#### [THE TASK]
Return the entries verbatim and drop every picture.

#### [TASK INPUT]
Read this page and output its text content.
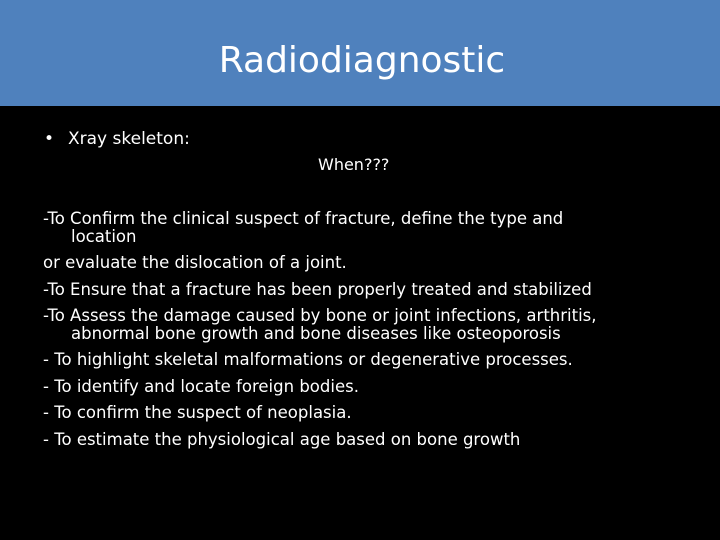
Radiodiagnostic
• Xray skeleton:
When???
-To Confirm the clinical suspect of fracture, define the type and
location
or evaluate the dislocation of a joint.
-To Ensure that a fracture has been properly treated and stabilized
-To Assess the damage caused by bone or joint infections, arthritis,
abnormal bone growth and bone diseases like osteoporosis
- To highlight skeletal malformations or degenerative processes.
- To identify and locate foreign bodies.
- To confirm the suspect of neoplasia.
- To estimate the physiological age based on bone growth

#### [OUTPUT OF THE TASK]
Read this page and output its text content.
Radiodiagnostic
• Xray skeleton:
When???
-To Confirm the clinical suspect of fracture, define the type and
location
or evaluate the dislocation of a joint.
-To Ensure that a fracture has been properly treated and stabilized
-To Assess the damage caused by bone or joint infections, arthritis,
abnormal bone growth and bone diseases like osteoporosis
- To highlight skeletal malformations or degenerative processes.
- To identify and locate foreign bodies.
- To confirm the suspect of neoplasia.
- To estimate the physiological age based on bone growth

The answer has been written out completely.